◆ Aim A ◆
Please recast the entries as a numbered list, leaving out any blank lines, covering everything from the start of the entries down to the line containing "database-icon: [45, 357, 97, 397]", with both ends included.

◆ Selected passage ◆

= = =

Sudden 100% CPU usage causing non responsive chat till service restart


#22

More information if its helpful.

I have changed the storage engine back to mmapv1 as i saw some posts saying it is preferred.

Still having the same issues. Even with just a single user logged in and slackbridge disabled, it still goes to 100% and eventually fails and the containers restart.


#23

I think there must be bad data stored in the users table thats triggering this issue. Is there a cleanup routine or a data validation i can run to clear bad data ? It seems only that table thats causing issues as far as i can tell


#24

Wow that’s some serious wait time on a query. Can you grab the user object it’s delaying on? I know might be a pain to redact. Is it a random Id each time or is it random?


#25

Well, i think i have found the issue so here’s something we can script to fix if someone else has it.

In each user document, in the service column, there was a 28MB (text version) for a single user. The login sessions (all without dates) were huge. I deleted these for 2 users (and am cleaning up others) and its sooo much faster now.

I presume theres a cleanup routine running to delete old sessions but without dates they will be ignored.

I am not a mongo person but will look at writing a script to delete all sessions where there is no date.

I am also assuming that this has come from an old version and there probably should be a published routine or something to clean some of this up.

I think the logs I had were just pointing at the table causing the issues and locks, not the actual row so the logs weren’t entirely helpful.

Gotta say that I now know far more about mongo db than i thought i needed originally :slight_smile:

= = =

Layout region entries:

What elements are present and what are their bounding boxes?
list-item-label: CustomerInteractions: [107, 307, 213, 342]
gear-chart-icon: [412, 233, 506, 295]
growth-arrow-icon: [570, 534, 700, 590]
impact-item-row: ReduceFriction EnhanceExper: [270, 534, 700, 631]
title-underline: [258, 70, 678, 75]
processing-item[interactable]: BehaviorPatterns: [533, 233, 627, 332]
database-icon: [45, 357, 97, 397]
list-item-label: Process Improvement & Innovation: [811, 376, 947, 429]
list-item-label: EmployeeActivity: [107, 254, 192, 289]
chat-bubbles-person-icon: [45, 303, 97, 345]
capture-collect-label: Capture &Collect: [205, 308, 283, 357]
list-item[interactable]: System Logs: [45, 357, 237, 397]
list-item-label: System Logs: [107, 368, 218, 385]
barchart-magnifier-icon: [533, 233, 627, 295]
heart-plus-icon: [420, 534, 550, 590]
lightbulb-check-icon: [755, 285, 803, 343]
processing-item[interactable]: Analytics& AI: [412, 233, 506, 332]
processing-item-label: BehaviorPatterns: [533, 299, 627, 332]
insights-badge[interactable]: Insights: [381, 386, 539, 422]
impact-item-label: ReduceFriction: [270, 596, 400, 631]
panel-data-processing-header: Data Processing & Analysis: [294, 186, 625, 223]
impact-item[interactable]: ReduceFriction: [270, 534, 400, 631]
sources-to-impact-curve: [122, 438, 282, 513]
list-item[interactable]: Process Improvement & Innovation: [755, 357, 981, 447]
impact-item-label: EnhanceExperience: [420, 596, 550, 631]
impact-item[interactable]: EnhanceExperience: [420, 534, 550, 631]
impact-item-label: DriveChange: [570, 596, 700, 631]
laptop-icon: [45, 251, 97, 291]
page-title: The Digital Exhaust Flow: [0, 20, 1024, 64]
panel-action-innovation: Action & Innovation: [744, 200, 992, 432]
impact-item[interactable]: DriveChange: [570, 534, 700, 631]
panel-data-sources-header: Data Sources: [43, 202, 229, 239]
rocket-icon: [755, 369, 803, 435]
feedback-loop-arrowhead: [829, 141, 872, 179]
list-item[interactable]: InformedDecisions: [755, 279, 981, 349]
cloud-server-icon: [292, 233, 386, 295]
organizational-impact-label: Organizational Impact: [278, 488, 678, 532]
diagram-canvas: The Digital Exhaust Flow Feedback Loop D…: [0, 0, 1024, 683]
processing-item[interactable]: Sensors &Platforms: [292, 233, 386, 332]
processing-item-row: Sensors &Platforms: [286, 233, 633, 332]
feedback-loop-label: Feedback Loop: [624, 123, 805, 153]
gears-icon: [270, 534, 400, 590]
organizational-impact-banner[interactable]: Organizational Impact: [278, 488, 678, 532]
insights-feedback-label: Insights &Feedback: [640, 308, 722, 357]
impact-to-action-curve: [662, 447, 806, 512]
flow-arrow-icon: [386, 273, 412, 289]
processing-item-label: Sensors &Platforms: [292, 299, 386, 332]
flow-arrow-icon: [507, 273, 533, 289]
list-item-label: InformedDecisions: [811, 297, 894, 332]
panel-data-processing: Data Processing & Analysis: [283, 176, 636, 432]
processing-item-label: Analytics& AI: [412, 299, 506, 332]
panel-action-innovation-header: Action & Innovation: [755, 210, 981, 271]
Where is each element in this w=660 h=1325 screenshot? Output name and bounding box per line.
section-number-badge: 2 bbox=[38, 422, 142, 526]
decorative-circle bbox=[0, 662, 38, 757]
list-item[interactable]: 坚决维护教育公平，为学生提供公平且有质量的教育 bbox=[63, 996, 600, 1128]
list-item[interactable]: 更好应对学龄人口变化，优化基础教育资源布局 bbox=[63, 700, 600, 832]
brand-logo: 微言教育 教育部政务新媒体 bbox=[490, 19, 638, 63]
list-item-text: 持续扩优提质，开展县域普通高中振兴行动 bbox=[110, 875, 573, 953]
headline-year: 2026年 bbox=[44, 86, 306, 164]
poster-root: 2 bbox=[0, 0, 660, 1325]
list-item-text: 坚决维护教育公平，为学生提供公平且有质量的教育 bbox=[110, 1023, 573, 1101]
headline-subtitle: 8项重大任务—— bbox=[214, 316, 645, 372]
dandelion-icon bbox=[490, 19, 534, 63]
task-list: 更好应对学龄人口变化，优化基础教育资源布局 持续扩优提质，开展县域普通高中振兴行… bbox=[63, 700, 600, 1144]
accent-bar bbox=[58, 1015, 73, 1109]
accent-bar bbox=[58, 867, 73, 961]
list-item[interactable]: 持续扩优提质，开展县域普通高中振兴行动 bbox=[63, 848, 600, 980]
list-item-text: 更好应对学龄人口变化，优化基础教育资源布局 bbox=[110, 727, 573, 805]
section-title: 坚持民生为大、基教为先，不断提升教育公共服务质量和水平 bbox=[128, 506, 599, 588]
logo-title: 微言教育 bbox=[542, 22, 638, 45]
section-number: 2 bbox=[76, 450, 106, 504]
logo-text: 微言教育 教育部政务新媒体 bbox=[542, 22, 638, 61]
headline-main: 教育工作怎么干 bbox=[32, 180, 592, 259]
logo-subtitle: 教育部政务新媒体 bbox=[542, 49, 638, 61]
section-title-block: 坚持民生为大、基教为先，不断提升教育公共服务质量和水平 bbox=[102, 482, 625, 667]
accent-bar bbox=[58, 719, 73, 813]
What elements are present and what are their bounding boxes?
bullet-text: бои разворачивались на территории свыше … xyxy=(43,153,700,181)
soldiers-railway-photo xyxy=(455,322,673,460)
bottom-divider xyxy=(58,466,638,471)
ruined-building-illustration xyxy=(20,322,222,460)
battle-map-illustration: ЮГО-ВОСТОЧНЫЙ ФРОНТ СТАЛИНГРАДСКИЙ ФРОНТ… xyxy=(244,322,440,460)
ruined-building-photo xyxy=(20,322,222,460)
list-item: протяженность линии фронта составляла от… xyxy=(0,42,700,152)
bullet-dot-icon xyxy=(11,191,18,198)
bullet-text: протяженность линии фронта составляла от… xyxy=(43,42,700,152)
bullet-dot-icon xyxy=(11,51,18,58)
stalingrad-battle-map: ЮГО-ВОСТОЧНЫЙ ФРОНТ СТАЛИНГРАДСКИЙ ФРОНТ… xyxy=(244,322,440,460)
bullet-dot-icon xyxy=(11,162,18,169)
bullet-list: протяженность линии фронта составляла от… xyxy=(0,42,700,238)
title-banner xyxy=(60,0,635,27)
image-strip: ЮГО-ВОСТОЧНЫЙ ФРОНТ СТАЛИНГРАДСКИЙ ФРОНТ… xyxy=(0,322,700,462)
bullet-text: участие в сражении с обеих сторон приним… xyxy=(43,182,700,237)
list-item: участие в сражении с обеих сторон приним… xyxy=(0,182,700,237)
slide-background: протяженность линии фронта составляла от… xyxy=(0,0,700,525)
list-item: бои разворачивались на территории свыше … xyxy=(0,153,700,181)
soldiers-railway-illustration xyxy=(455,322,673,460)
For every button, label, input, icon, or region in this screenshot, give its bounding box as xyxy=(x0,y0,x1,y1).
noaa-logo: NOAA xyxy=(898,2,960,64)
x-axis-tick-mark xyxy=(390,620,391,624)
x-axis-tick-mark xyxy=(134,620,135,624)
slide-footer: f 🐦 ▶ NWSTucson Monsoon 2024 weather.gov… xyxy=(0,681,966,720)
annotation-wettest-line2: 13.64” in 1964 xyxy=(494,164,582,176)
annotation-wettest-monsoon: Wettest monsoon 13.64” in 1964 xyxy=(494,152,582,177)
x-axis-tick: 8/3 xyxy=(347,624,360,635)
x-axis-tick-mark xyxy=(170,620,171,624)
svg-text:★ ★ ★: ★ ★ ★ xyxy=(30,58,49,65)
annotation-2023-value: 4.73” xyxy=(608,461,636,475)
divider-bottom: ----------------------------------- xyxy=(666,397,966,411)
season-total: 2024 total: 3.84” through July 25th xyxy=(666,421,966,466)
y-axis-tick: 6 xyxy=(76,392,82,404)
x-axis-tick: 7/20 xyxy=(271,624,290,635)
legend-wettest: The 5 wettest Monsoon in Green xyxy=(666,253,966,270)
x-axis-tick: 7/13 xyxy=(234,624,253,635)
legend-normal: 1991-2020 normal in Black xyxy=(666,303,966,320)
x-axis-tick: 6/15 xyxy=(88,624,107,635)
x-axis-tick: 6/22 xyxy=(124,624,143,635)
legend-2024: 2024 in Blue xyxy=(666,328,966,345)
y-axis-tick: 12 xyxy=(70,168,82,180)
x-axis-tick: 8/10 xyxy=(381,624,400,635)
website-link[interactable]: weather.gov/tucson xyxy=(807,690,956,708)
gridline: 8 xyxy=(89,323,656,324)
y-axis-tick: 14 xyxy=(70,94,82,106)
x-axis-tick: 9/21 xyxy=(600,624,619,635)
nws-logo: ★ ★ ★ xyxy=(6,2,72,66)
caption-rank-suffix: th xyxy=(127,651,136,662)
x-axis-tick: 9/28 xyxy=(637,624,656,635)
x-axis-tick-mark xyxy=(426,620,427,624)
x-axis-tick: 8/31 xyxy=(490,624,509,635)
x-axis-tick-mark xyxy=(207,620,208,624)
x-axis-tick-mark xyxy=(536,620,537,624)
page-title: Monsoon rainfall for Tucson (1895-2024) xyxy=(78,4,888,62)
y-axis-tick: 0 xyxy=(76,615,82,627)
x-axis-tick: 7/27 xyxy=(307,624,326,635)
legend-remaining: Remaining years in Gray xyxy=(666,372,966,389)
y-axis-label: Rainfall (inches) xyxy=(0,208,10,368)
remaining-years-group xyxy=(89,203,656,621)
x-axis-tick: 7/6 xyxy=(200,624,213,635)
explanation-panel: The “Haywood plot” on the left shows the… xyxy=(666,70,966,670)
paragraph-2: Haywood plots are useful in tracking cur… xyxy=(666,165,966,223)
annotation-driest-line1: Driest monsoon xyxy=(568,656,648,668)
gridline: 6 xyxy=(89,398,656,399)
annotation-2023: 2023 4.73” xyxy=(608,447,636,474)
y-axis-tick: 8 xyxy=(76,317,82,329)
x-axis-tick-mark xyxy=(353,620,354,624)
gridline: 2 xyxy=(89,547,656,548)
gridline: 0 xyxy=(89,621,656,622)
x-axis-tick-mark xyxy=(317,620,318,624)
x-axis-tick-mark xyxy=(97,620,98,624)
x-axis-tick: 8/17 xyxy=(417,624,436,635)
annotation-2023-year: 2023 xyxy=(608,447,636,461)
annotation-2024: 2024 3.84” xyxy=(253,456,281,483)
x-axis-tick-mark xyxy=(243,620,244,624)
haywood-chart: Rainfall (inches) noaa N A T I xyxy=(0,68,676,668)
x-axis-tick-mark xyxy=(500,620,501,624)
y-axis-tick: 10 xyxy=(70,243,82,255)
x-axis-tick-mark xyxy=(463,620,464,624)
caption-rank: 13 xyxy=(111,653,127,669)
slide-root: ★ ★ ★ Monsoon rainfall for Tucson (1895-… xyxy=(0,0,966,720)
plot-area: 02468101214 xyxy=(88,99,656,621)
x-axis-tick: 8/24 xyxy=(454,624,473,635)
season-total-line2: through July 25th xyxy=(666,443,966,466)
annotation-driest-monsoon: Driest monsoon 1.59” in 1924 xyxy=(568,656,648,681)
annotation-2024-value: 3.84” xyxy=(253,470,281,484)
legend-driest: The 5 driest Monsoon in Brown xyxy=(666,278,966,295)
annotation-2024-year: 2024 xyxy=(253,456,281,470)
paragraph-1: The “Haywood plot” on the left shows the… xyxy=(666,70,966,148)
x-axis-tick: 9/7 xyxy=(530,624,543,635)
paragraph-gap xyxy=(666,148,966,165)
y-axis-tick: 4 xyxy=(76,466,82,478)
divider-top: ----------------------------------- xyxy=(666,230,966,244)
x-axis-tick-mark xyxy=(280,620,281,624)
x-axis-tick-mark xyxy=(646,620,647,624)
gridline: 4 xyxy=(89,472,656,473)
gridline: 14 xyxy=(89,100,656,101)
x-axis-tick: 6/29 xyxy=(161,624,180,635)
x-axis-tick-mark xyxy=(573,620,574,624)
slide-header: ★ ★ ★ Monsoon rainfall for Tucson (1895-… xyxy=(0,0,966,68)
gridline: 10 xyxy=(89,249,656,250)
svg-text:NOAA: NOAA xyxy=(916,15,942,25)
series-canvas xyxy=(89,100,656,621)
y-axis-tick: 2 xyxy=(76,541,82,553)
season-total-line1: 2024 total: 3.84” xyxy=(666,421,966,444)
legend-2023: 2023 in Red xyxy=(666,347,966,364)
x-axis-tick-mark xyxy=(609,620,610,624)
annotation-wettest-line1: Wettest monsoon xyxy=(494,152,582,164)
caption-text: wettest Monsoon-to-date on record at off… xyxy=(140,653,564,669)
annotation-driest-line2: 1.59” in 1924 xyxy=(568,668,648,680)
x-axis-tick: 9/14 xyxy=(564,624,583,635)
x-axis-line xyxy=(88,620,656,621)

= = =

◆ Aim B ◆
In the forum thread about sudden 100% CPU usage, which storage engine did the poster switch back to?

◆ Exercise response A ◆
1. What elements are present and what are their bounding boxes?
2. list-item-label: CustomerInteractions: [107, 307, 213, 342]
3. gear-chart-icon: [412, 233, 506, 295]
4. growth-arrow-icon: [570, 534, 700, 590]
5. impact-item-row: ReduceFriction EnhanceExper: [270, 534, 700, 631]
6. title-underline: [258, 70, 678, 75]
7. processing-item[interactable]: BehaviorPatterns: [533, 233, 627, 332]
8. database-icon: [45, 357, 97, 397]

◆ Exercise response B ◆
mmapv1